══ RECORDS SUPPLIED

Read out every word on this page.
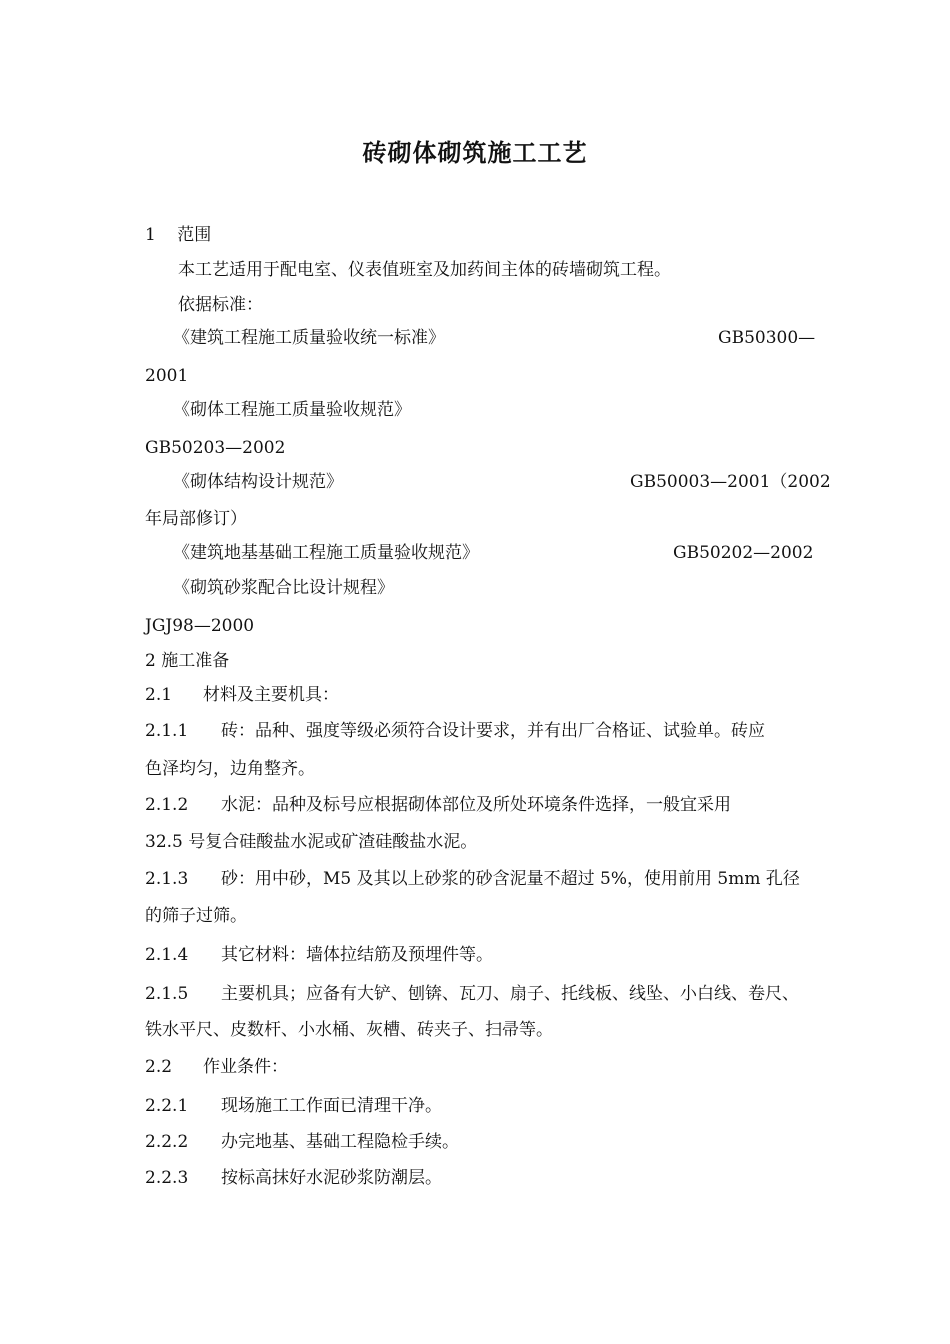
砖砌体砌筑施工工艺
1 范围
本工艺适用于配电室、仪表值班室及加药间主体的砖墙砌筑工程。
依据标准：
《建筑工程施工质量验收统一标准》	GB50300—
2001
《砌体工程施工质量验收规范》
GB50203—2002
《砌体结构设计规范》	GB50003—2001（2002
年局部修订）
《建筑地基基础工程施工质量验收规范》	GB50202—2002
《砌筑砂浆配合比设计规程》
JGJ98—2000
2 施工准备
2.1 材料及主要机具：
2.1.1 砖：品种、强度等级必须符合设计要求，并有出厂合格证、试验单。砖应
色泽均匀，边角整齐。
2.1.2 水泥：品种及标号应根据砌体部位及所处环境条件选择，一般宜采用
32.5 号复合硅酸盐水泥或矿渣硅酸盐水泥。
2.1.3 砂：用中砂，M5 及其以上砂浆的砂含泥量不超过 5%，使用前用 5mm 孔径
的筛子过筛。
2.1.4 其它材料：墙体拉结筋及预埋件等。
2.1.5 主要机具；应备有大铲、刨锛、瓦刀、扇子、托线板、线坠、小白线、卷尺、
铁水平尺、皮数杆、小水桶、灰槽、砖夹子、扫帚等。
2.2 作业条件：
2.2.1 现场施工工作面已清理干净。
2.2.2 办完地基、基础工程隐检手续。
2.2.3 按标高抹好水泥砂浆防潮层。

════

WHAT YOU HAVE TO DO: Leave out the pictures and transcribe the entries above exactly.

CORRECT RESPONSE:
Read out every word on this page.
砖砌体砌筑施工工艺
1 范围
本工艺适用于配电室、仪表值班室及加药间主体的砖墙砌筑工程。
依据标准：
《建筑工程施工质量验收统一标准》	GB50300—
2001
《砌体工程施工质量验收规范》
GB50203—2002
《砌体结构设计规范》	GB50003—2001（2002
年局部修订）
《建筑地基基础工程施工质量验收规范》	GB50202—2002
《砌筑砂浆配合比设计规程》
JGJ98—2000
2 施工准备
2.1 材料及主要机具：
2.1.1 砖：品种、强度等级必须符合设计要求，并有出厂合格证、试验单。砖应
色泽均匀，边角整齐。
2.1.2 水泥：品种及标号应根据砌体部位及所处环境条件选择，一般宜采用
32.5 号复合硅酸盐水泥或矿渣硅酸盐水泥。
2.1.3 砂：用中砂，M5 及其以上砂浆的砂含泥量不超过 5%，使用前用 5mm 孔径
的筛子过筛。
2.1.4 其它材料：墙体拉结筋及预埋件等。
2.1.5 主要机具；应备有大铲、刨锛、瓦刀、扇子、托线板、线坠、小白线、卷尺、
铁水平尺、皮数杆、小水桶、灰槽、砖夹子、扫帚等。
2.2 作业条件：
2.2.1 现场施工工作面已清理干净。
2.2.2 办完地基、基础工程隐检手续。
2.2.3 按标高抹好水泥砂浆防潮层。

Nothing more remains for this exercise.